RECORDS FOR THE TASK START
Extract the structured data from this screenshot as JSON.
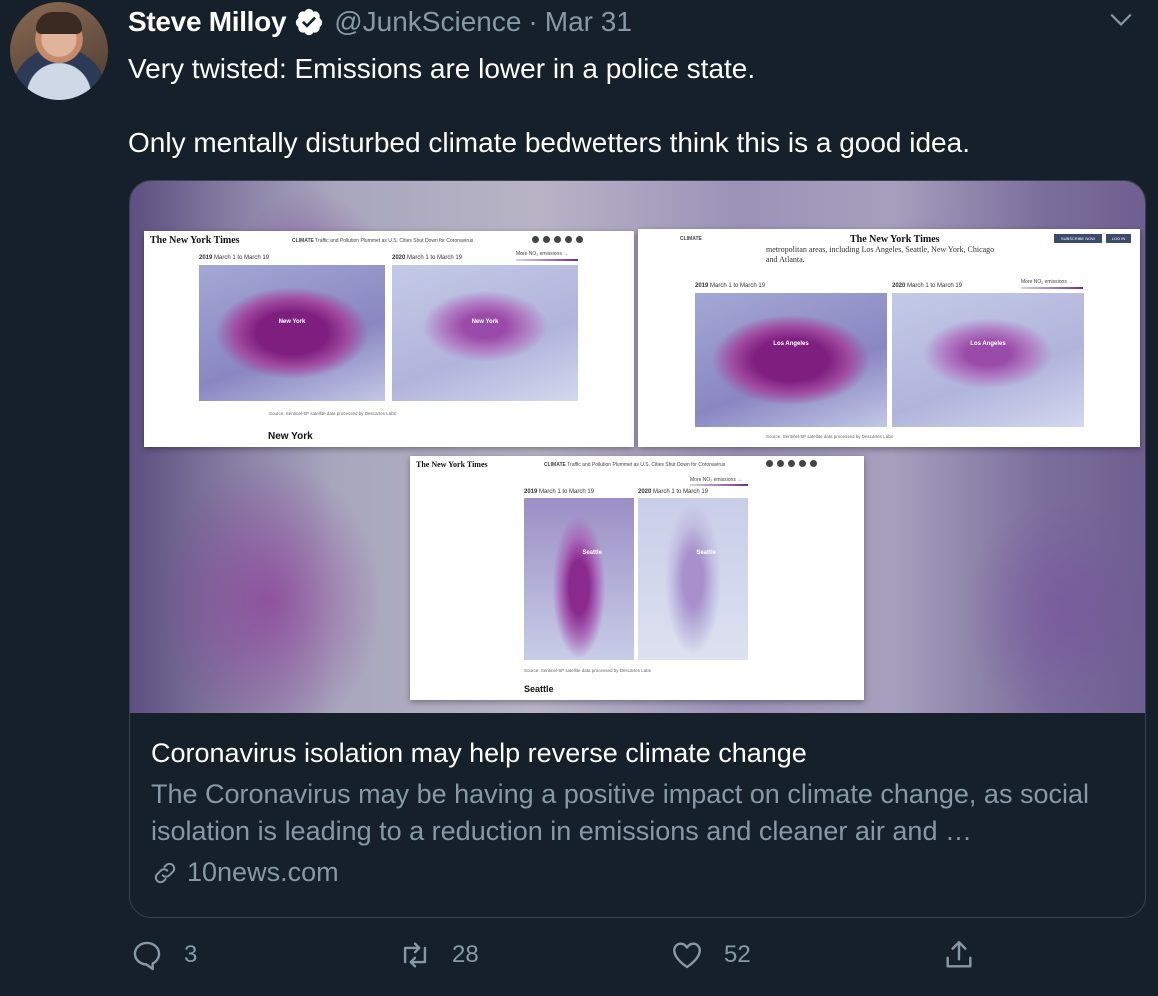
{
  "tweet": {
    "author_name": "Steve Milloy",
    "handle": "@JunkScience",
    "separator": "·",
    "date": "Mar 31",
    "text_line1": "Very twisted: Emissions are lower in a police state.",
    "text_line2": "Only mentally disturbed climate bedwetters think this is a good idea."
  },
  "card": {
    "title": "Coronavirus isolation may help reverse climate change",
    "description": "The Coronavirus may be having a positive impact on climate change, as social isolation is leading to a reduction in emissions and cleaner air and …",
    "domain": "10news.com",
    "image": {
      "masthead": "The New York Times",
      "section": "CLIMATE",
      "headline_nav": "Traffic and Pollution Plummet as U.S. Cities Shut Down for Coronavirus",
      "year_2019": "2019",
      "year_2020": "2020",
      "range": "March 1 to March 19",
      "legend_label": "More NO₂ emissions →",
      "source": "Source: Sentinel-5P satellite data processed by Descartes Labs",
      "ny_city": "New York",
      "ny_title": "New York",
      "la_city": "Los Angeles",
      "la_body": "metropolitan areas, including Los Angeles, Seattle, New York, Chicago and Atlanta.",
      "subscribe": "SUBSCRIBE NOW",
      "login": "LOG IN",
      "seattle_city": "Seattle",
      "seattle_title": "Seattle"
    }
  },
  "actions": {
    "replies": "3",
    "retweets": "28",
    "likes": "52"
  },
  "colors": {
    "background": "#15202b",
    "secondary_text": "#8899a6",
    "verified_badge": "#ffffff",
    "border": "#38444d"
  }
}
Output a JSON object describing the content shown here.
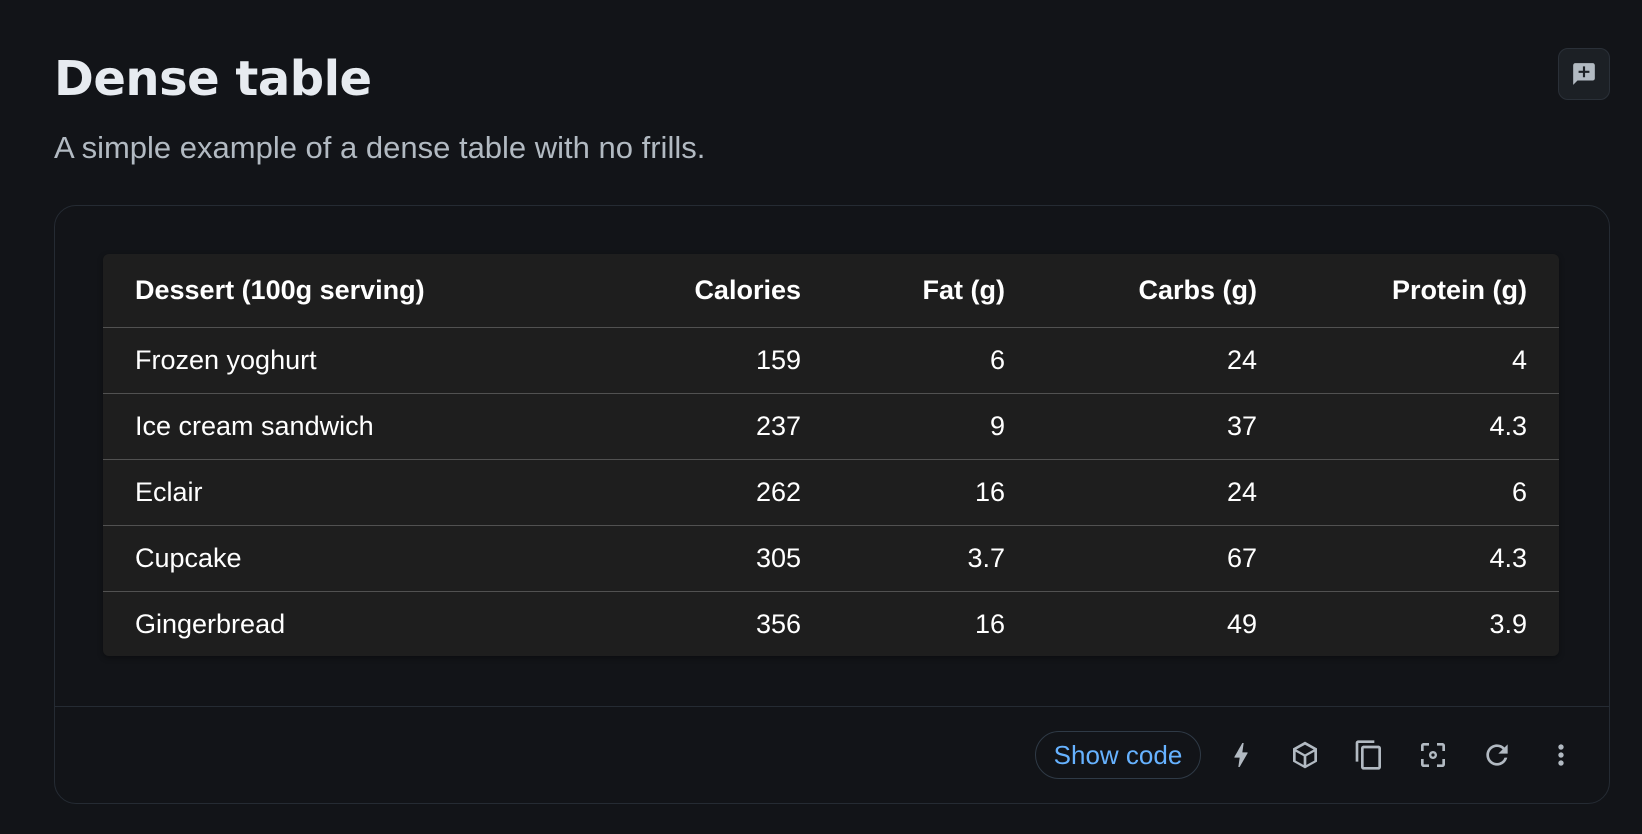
{
  "header": {
    "title": "Dense table",
    "subtitle": "A simple example of a dense table with no frills."
  },
  "icons": {
    "feedback": "add-comment-icon",
    "toolbar": [
      "bolt-icon",
      "cube-icon",
      "copy-icon",
      "screenshot-icon",
      "refresh-icon",
      "more-vert-icon"
    ]
  },
  "table": {
    "columns": [
      "Dessert (100g serving)",
      "Calories",
      "Fat (g)",
      "Carbs (g)",
      "Protein (g)"
    ],
    "rows": [
      [
        "Frozen yoghurt",
        "159",
        "6",
        "24",
        "4"
      ],
      [
        "Ice cream sandwich",
        "237",
        "9",
        "37",
        "4.3"
      ],
      [
        "Eclair",
        "262",
        "16",
        "24",
        "6"
      ],
      [
        "Cupcake",
        "305",
        "3.7",
        "67",
        "4.3"
      ],
      [
        "Gingerbread",
        "356",
        "16",
        "49",
        "3.9"
      ]
    ]
  },
  "toolbar": {
    "show_code_label": "Show code"
  },
  "colors": {
    "background": "#121418",
    "table_background": "#1e1e1e",
    "accent": "#66b2ff",
    "text": "#ffffff",
    "muted_text": "#b2bac2"
  }
}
RECORDS FOR THE TASK END
YOUR GOAL:
In the records above, how many lines contain the word "JSON"? Give the number alone.

TASK RESULT:
2